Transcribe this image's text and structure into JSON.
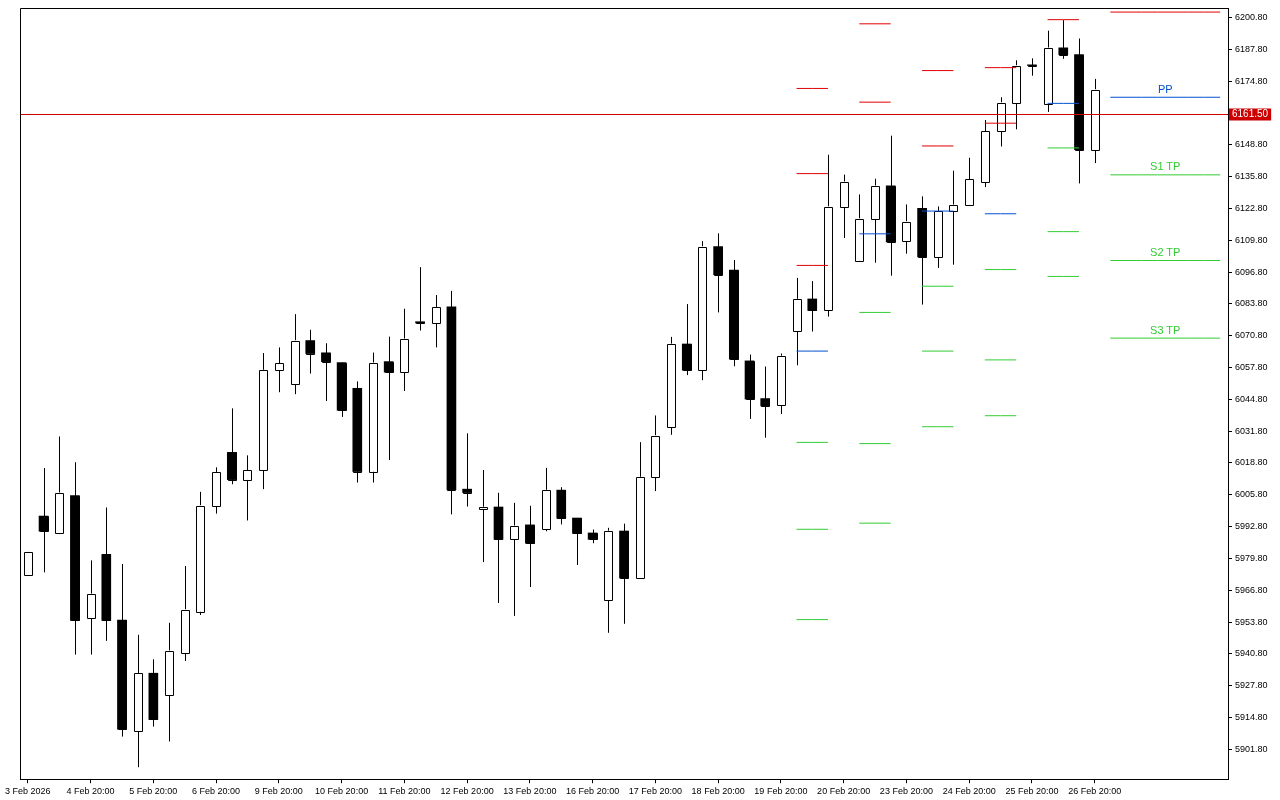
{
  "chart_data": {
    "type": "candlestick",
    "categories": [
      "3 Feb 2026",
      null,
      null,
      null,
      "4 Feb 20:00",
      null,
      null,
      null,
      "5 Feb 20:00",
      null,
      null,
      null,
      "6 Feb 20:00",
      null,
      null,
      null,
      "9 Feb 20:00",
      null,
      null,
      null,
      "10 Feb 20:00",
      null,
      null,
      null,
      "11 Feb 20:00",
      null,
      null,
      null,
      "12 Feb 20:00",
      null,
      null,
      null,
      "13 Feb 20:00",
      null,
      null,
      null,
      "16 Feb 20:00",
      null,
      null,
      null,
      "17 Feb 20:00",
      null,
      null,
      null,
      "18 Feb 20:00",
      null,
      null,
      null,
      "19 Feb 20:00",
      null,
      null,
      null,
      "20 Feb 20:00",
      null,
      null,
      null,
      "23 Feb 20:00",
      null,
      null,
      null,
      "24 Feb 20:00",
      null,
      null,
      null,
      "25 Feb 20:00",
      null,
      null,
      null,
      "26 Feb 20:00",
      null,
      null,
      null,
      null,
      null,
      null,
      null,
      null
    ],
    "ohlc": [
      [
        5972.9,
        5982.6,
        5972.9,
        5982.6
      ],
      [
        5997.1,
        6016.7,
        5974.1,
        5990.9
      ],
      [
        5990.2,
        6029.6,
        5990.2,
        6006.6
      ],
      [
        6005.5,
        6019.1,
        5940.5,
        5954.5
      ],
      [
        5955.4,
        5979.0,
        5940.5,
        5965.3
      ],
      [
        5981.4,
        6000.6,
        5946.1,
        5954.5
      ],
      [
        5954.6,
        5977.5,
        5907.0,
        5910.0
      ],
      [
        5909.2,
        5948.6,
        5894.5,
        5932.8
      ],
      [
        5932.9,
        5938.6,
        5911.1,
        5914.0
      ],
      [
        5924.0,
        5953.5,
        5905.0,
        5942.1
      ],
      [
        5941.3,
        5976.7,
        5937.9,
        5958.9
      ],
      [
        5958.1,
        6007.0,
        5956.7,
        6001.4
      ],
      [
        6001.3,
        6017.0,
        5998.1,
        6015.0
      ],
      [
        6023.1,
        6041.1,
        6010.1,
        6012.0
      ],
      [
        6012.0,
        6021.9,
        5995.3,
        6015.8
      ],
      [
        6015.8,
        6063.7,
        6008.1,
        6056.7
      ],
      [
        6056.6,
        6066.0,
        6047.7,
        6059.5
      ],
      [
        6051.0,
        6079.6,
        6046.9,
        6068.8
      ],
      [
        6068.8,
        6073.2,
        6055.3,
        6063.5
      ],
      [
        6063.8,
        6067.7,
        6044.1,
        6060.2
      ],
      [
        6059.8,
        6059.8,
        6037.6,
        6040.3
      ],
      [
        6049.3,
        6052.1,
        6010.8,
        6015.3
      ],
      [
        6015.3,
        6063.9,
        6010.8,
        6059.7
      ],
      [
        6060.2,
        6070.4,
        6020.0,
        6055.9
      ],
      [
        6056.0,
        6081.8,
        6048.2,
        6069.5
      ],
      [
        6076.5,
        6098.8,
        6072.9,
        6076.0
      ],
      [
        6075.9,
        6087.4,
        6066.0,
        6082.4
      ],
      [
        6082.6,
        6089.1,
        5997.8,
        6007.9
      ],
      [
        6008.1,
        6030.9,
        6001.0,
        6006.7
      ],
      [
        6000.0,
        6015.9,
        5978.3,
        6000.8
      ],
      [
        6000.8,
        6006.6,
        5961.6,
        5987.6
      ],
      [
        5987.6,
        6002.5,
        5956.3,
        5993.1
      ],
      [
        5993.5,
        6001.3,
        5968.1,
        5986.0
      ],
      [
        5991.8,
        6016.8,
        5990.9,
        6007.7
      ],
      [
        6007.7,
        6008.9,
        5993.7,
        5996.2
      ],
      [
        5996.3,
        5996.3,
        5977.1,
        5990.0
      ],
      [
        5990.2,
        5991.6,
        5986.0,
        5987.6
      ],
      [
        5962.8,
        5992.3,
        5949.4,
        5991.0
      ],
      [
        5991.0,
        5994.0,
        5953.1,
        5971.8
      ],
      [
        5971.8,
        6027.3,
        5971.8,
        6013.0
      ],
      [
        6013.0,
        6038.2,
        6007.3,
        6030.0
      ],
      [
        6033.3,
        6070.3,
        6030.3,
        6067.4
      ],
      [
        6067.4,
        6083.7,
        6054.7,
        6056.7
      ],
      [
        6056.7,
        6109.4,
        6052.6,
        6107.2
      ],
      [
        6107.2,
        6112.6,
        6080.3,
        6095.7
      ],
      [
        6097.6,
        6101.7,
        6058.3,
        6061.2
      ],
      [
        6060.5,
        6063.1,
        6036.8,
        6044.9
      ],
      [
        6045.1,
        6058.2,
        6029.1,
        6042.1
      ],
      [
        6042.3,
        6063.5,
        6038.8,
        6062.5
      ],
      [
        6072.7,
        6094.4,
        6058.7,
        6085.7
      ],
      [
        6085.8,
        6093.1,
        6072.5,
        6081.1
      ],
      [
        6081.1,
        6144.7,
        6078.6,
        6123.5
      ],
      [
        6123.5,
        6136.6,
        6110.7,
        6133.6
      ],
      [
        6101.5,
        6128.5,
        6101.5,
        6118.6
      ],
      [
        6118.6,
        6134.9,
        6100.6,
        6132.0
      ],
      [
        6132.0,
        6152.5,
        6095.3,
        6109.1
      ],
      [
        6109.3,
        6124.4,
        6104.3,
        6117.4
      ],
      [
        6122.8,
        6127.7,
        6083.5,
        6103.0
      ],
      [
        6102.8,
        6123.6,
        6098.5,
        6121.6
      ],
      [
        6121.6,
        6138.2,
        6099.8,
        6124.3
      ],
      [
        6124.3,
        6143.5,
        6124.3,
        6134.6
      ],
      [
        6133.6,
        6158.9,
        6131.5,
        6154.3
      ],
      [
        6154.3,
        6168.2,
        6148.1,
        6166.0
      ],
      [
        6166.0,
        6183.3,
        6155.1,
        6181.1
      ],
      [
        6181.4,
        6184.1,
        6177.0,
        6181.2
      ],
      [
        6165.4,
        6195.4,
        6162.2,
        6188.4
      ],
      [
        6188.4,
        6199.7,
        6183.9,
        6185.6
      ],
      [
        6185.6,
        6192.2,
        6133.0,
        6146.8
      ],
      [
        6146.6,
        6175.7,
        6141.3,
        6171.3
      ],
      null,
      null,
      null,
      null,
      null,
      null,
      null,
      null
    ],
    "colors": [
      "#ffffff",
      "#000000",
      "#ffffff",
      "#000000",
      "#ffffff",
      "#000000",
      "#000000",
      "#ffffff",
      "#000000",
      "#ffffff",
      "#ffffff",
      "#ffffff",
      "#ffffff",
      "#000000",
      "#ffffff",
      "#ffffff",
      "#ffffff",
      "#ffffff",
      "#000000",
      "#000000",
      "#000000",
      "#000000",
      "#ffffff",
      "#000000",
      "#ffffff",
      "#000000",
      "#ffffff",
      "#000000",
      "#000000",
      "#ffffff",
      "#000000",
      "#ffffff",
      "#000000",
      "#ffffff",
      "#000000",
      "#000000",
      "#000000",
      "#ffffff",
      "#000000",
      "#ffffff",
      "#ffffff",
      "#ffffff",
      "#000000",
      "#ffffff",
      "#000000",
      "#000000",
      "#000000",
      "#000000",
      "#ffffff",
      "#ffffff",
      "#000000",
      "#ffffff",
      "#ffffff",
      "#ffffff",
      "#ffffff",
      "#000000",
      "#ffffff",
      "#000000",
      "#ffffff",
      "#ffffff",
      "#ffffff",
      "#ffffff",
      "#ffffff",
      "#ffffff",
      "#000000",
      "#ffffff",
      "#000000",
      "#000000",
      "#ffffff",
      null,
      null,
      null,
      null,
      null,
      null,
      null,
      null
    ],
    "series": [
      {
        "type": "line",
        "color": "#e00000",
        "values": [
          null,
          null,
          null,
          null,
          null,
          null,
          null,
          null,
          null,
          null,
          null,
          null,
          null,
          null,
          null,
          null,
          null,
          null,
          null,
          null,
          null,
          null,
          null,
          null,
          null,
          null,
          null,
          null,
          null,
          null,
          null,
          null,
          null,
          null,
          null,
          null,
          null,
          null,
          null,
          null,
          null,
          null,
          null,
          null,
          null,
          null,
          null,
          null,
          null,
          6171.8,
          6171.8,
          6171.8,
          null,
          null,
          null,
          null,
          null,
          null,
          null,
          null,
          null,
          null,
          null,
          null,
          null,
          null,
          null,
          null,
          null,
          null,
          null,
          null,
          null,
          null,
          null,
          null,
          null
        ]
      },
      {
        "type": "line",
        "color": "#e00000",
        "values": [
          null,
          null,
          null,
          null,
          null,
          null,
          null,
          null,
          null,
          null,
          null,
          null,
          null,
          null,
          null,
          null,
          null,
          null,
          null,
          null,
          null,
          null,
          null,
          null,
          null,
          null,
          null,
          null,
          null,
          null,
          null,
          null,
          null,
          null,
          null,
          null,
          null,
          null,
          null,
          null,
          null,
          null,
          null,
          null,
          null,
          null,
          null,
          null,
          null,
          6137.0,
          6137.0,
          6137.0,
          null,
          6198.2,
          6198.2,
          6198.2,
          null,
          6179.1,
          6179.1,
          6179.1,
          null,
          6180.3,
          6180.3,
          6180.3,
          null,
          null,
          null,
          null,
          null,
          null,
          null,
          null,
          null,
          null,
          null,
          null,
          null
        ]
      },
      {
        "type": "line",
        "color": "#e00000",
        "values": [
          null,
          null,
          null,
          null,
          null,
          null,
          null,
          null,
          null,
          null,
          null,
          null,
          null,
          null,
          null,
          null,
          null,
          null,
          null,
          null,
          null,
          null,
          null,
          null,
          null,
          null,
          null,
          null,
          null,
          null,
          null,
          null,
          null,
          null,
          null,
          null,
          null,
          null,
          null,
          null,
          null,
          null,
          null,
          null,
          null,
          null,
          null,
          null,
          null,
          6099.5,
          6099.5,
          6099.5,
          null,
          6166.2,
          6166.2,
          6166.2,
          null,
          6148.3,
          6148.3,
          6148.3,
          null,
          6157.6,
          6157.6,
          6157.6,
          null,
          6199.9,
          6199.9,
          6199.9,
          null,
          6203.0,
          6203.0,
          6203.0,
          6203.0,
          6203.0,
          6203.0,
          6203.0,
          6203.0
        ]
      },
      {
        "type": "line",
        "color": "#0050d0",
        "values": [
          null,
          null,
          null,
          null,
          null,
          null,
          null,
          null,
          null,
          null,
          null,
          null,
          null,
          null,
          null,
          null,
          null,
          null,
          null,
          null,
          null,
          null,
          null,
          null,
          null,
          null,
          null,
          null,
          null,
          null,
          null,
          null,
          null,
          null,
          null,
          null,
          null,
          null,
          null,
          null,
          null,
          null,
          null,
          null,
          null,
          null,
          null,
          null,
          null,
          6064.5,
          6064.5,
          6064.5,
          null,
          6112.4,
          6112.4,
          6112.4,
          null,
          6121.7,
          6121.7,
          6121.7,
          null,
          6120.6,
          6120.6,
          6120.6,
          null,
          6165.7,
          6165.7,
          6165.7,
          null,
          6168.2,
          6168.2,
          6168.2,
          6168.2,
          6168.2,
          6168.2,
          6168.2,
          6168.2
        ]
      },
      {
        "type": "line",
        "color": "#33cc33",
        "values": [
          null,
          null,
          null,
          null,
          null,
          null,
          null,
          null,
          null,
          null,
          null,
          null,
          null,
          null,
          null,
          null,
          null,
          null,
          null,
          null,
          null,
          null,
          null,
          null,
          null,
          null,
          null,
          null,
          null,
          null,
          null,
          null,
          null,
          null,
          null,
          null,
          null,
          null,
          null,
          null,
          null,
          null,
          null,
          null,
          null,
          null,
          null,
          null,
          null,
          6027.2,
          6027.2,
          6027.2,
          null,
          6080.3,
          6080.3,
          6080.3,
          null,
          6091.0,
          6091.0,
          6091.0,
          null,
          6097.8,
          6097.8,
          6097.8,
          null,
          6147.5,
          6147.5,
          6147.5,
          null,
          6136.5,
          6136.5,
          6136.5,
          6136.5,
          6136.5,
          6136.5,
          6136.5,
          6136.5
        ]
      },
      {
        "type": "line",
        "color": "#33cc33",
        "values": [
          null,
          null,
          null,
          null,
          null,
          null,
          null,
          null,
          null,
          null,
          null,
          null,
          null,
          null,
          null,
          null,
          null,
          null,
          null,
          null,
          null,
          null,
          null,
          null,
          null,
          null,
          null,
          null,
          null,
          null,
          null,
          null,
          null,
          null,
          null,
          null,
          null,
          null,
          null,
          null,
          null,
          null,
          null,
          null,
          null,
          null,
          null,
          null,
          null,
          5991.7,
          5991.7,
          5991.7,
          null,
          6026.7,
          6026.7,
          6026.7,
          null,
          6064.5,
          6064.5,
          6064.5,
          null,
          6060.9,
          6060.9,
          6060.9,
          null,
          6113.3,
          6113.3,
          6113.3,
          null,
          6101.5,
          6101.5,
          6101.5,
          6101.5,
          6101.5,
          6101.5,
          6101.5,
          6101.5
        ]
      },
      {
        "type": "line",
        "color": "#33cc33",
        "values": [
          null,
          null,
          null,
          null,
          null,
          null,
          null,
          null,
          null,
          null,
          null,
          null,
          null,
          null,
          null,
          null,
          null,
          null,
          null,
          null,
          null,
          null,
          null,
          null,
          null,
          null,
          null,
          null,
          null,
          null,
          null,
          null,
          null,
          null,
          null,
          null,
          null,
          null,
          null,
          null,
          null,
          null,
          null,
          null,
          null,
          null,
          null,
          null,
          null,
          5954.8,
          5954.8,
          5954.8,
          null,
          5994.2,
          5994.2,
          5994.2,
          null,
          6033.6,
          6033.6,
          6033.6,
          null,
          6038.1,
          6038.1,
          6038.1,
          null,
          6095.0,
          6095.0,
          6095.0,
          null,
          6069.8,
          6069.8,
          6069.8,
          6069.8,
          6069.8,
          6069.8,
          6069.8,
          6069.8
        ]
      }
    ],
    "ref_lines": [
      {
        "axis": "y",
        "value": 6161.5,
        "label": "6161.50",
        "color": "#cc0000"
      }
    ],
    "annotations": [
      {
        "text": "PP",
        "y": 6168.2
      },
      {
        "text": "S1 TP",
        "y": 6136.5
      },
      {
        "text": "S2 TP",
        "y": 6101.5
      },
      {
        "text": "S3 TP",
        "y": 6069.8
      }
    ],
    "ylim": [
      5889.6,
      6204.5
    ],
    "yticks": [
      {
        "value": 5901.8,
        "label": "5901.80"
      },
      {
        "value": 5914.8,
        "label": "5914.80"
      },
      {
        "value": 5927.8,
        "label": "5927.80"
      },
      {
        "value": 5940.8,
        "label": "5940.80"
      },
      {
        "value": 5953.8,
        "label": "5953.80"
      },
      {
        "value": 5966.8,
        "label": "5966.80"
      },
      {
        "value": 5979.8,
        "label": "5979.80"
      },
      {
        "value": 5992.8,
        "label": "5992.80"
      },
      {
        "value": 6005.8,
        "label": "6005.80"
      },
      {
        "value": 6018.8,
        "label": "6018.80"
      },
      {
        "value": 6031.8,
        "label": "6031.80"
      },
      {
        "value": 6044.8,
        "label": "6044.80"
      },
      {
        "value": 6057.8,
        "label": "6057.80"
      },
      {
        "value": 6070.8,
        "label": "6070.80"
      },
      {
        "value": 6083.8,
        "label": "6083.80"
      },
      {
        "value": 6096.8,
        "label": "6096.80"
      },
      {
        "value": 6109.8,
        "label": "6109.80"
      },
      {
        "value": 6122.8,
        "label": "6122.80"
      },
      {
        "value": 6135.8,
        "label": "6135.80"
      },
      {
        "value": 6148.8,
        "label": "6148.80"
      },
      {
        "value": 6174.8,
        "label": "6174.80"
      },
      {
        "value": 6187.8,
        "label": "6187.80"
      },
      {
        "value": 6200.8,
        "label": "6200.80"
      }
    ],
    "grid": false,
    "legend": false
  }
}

....

**INSTRUCTIONS TO FOLLOW:** Find how many lines of the material carry the string "text". Only the number should be in the answer.

**THE REPLY:** 5